## WHAT YOU SHOULD DO
Transcribe the material word for word, but without the images.

(Figure record listings)
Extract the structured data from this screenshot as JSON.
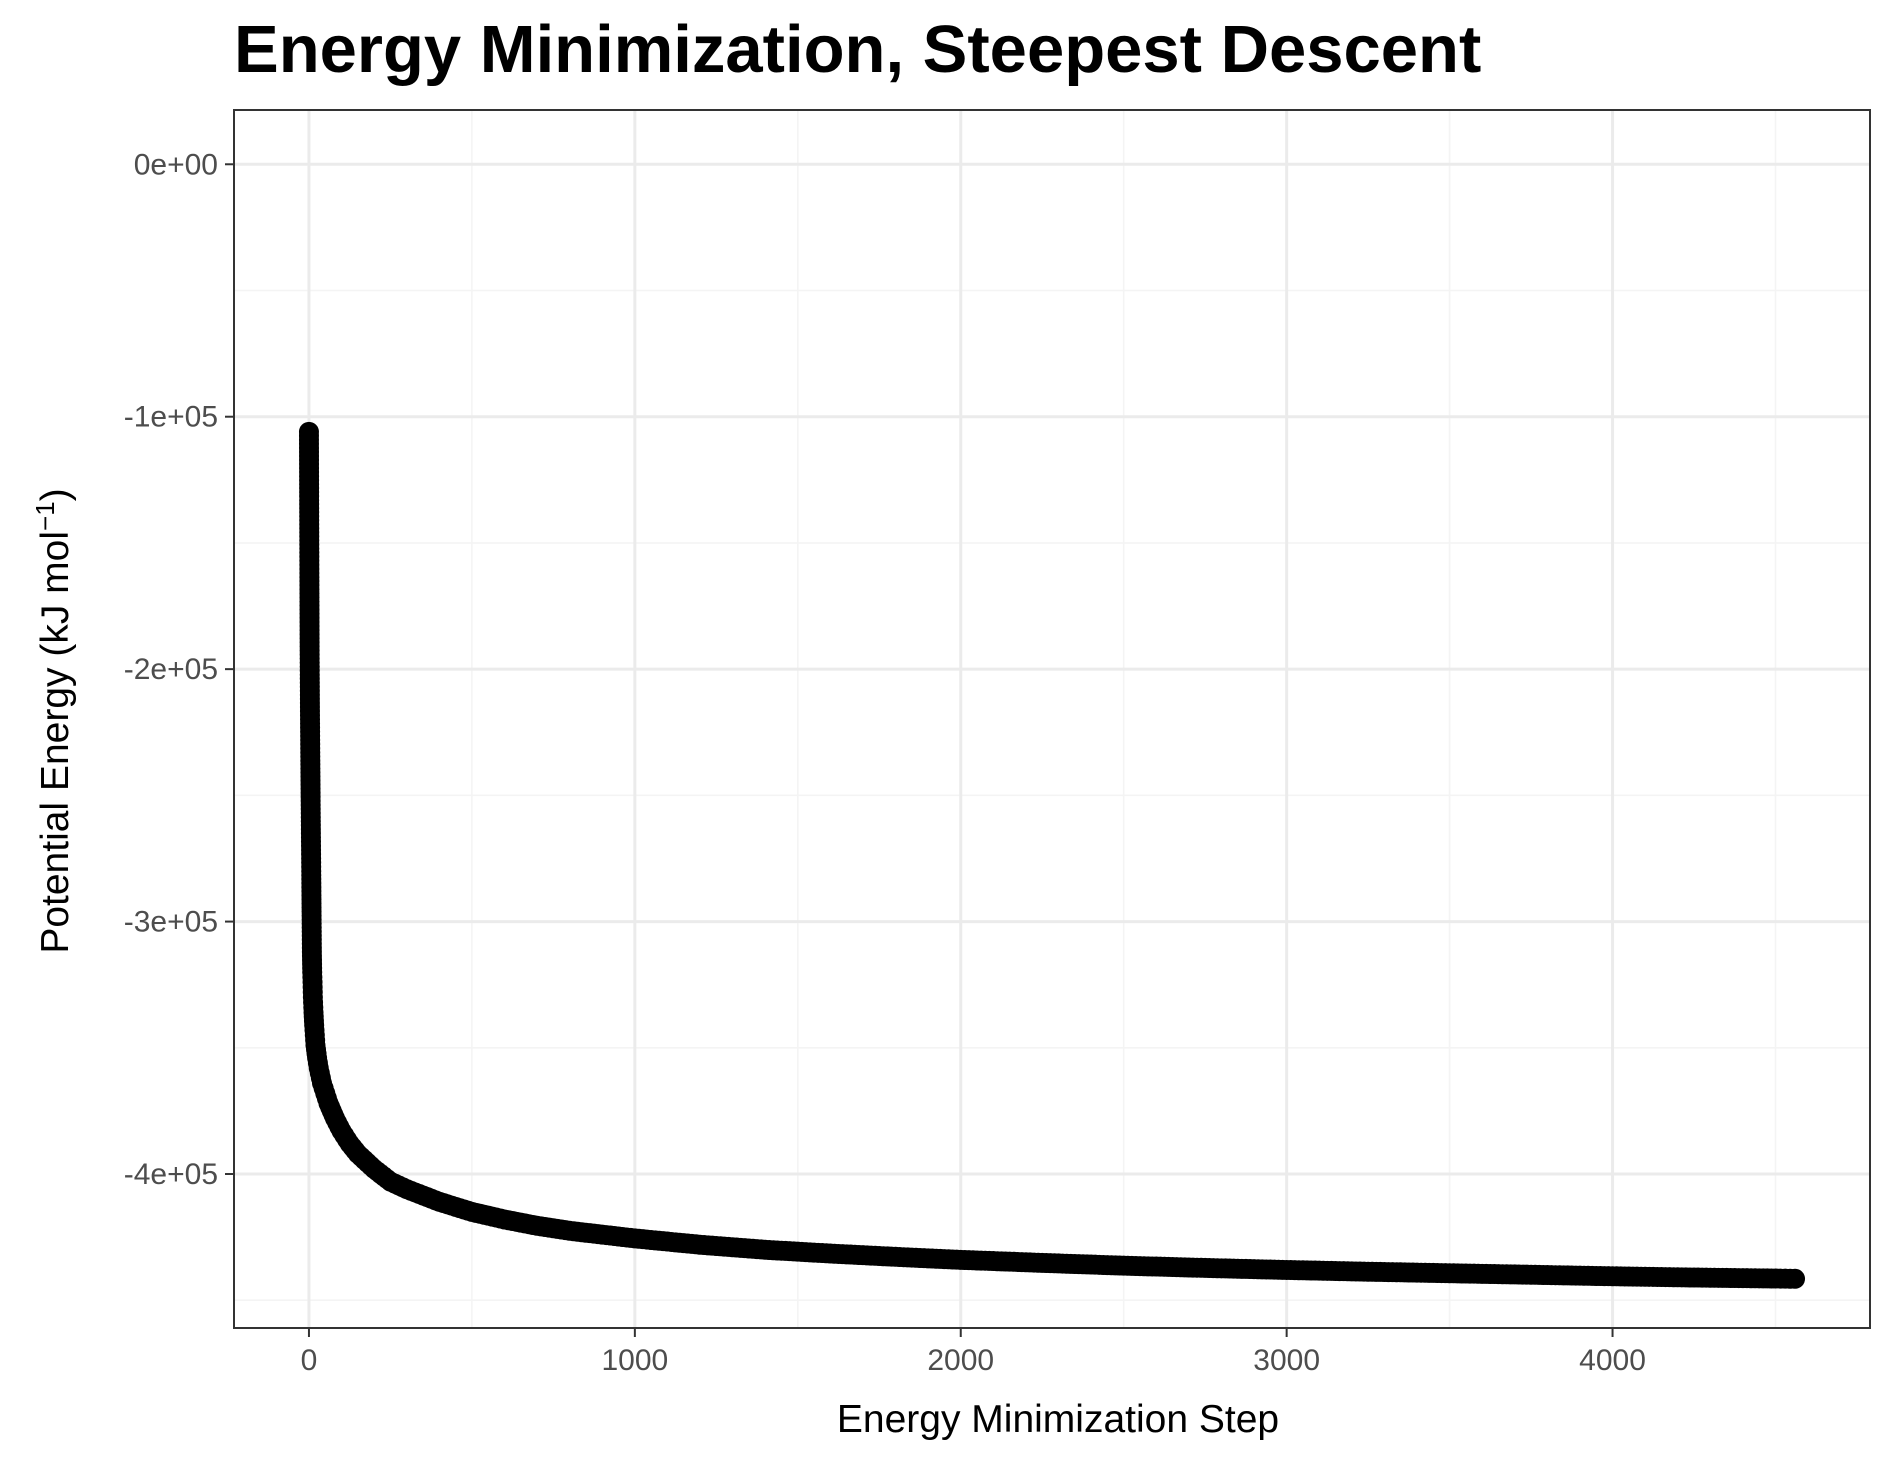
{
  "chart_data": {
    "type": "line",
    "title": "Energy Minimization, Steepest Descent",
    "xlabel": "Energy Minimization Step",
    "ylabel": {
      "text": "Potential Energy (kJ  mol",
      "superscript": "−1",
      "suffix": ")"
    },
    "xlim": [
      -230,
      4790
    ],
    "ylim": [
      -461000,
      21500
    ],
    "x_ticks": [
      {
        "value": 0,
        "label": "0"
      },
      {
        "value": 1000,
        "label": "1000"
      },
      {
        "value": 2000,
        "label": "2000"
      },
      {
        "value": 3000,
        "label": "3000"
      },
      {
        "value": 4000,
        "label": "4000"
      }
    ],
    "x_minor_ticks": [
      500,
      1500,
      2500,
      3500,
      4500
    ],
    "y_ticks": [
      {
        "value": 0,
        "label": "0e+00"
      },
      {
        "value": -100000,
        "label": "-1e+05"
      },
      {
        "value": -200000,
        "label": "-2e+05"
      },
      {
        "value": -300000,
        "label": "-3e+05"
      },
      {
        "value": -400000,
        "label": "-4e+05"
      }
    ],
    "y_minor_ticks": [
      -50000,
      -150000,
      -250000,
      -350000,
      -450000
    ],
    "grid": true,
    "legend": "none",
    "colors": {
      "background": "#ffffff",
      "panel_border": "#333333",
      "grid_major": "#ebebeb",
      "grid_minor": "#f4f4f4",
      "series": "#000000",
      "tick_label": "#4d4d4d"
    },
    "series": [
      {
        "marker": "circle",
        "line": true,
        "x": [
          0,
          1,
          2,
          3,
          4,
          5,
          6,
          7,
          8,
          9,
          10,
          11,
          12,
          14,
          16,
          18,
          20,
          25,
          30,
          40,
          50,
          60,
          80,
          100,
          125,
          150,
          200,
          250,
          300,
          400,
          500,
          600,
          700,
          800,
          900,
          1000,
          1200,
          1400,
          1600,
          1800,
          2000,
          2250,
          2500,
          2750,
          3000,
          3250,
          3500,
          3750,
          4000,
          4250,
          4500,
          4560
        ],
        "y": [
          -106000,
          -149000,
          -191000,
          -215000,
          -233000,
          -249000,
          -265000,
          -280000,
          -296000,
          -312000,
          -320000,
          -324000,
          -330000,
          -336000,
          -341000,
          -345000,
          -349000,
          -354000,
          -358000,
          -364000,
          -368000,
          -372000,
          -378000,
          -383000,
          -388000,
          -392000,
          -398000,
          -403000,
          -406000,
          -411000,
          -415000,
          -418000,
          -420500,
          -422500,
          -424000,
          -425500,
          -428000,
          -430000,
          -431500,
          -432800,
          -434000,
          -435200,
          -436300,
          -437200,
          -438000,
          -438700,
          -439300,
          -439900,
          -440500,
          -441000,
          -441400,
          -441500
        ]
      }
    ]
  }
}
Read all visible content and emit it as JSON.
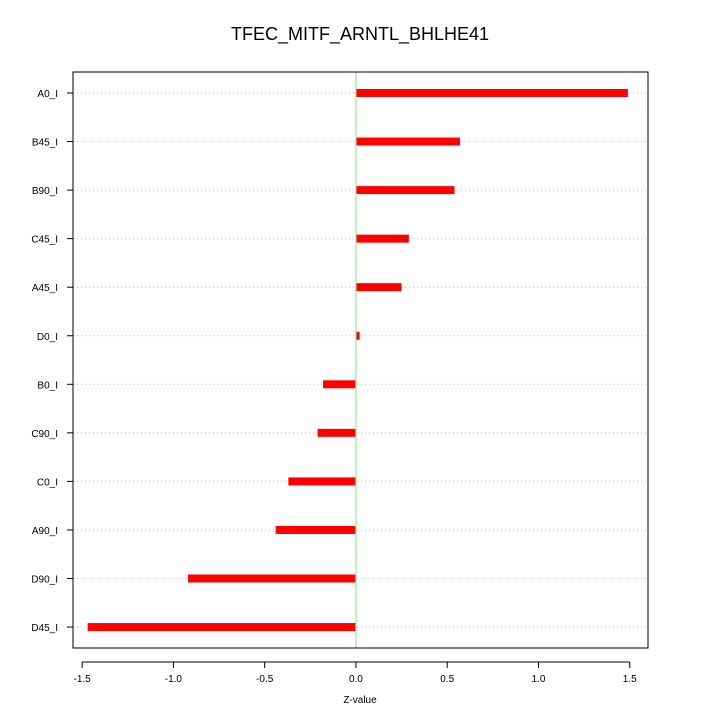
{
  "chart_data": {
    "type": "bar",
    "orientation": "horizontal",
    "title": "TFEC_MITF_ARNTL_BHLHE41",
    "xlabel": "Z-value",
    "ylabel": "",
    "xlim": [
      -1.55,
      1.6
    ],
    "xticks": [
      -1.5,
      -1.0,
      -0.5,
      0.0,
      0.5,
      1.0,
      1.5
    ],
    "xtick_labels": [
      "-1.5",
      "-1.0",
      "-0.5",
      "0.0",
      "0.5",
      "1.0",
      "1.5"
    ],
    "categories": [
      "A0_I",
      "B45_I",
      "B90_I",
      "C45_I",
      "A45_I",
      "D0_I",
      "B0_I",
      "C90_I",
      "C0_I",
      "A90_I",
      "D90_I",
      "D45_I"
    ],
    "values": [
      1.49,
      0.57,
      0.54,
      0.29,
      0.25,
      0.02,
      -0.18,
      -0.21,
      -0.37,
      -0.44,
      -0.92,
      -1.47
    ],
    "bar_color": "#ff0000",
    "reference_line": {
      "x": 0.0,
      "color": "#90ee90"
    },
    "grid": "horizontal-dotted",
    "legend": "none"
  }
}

## FINAL ANSWER
Extract the structured data from this screenshot as JSON.
{
  "chart_data": {
    "type": "line",
    "title": "Energy Minimization, Steepest Descent",
    "xlabel": "Energy Minimization Step",
    "ylabel": {
      "text": "Potential Energy (kJ  mol",
      "superscript": "−1",
      "suffix": ")"
    },
    "xlim": [
      -230,
      4790
    ],
    "ylim": [
      -461000,
      21500
    ],
    "x_ticks": [
      {
        "value": 0,
        "label": "0"
      },
      {
        "value": 1000,
        "label": "1000"
      },
      {
        "value": 2000,
        "label": "2000"
      },
      {
        "value": 3000,
        "label": "3000"
      },
      {
        "value": 4000,
        "label": "4000"
      }
    ],
    "x_minor_ticks": [
      500,
      1500,
      2500,
      3500,
      4500
    ],
    "y_ticks": [
      {
        "value": 0,
        "label": "0e+00"
      },
      {
        "value": -100000,
        "label": "-1e+05"
      },
      {
        "value": -200000,
        "label": "-2e+05"
      },
      {
        "value": -300000,
        "label": "-3e+05"
      },
      {
        "value": -400000,
        "label": "-4e+05"
      }
    ],
    "y_minor_ticks": [
      -50000,
      -150000,
      -250000,
      -350000,
      -450000
    ],
    "grid": true,
    "legend": "none",
    "colors": {
      "background": "#ffffff",
      "panel_border": "#333333",
      "grid_major": "#ebebeb",
      "grid_minor": "#f4f4f4",
      "series": "#000000",
      "tick_label": "#4d4d4d"
    },
    "series": [
      {
        "marker": "circle",
        "line": true,
        "x": [
          0,
          1,
          2,
          3,
          4,
          5,
          6,
          7,
          8,
          9,
          10,
          11,
          12,
          14,
          16,
          18,
          20,
          25,
          30,
          40,
          50,
          60,
          80,
          100,
          125,
          150,
          200,
          250,
          300,
          400,
          500,
          600,
          700,
          800,
          900,
          1000,
          1200,
          1400,
          1600,
          1800,
          2000,
          2250,
          2500,
          2750,
          3000,
          3250,
          3500,
          3750,
          4000,
          4250,
          4500,
          4560
        ],
        "y": [
          -106000,
          -149000,
          -191000,
          -215000,
          -233000,
          -249000,
          -265000,
          -280000,
          -296000,
          -312000,
          -320000,
          -324000,
          -330000,
          -336000,
          -341000,
          -345000,
          -349000,
          -354000,
          -358000,
          -364000,
          -368000,
          -372000,
          -378000,
          -383000,
          -388000,
          -392000,
          -398000,
          -403000,
          -406000,
          -411000,
          -415000,
          -418000,
          -420500,
          -422500,
          -424000,
          -425500,
          -428000,
          -430000,
          -431500,
          -432800,
          -434000,
          -435200,
          -436300,
          -437200,
          -438000,
          -438700,
          -439300,
          -439900,
          -440500,
          -441000,
          -441400,
          -441500
        ]
      }
    ]
  }
}
Read all visible content and emit it as JSON.
{
  "chart_data": {
    "type": "bar",
    "orientation": "horizontal",
    "title": "TFEC_MITF_ARNTL_BHLHE41",
    "xlabel": "Z-value",
    "ylabel": "",
    "xlim": [
      -1.55,
      1.6
    ],
    "xticks": [
      -1.5,
      -1.0,
      -0.5,
      0.0,
      0.5,
      1.0,
      1.5
    ],
    "xtick_labels": [
      "-1.5",
      "-1.0",
      "-0.5",
      "0.0",
      "0.5",
      "1.0",
      "1.5"
    ],
    "categories": [
      "A0_I",
      "B45_I",
      "B90_I",
      "C45_I",
      "A45_I",
      "D0_I",
      "B0_I",
      "C90_I",
      "C0_I",
      "A90_I",
      "D90_I",
      "D45_I"
    ],
    "values": [
      1.49,
      0.57,
      0.54,
      0.29,
      0.25,
      0.02,
      -0.18,
      -0.21,
      -0.37,
      -0.44,
      -0.92,
      -1.47
    ],
    "bar_color": "#ff0000",
    "reference_line": {
      "x": 0.0,
      "color": "#90ee90"
    },
    "grid": "horizontal-dotted",
    "legend": "none"
  }
}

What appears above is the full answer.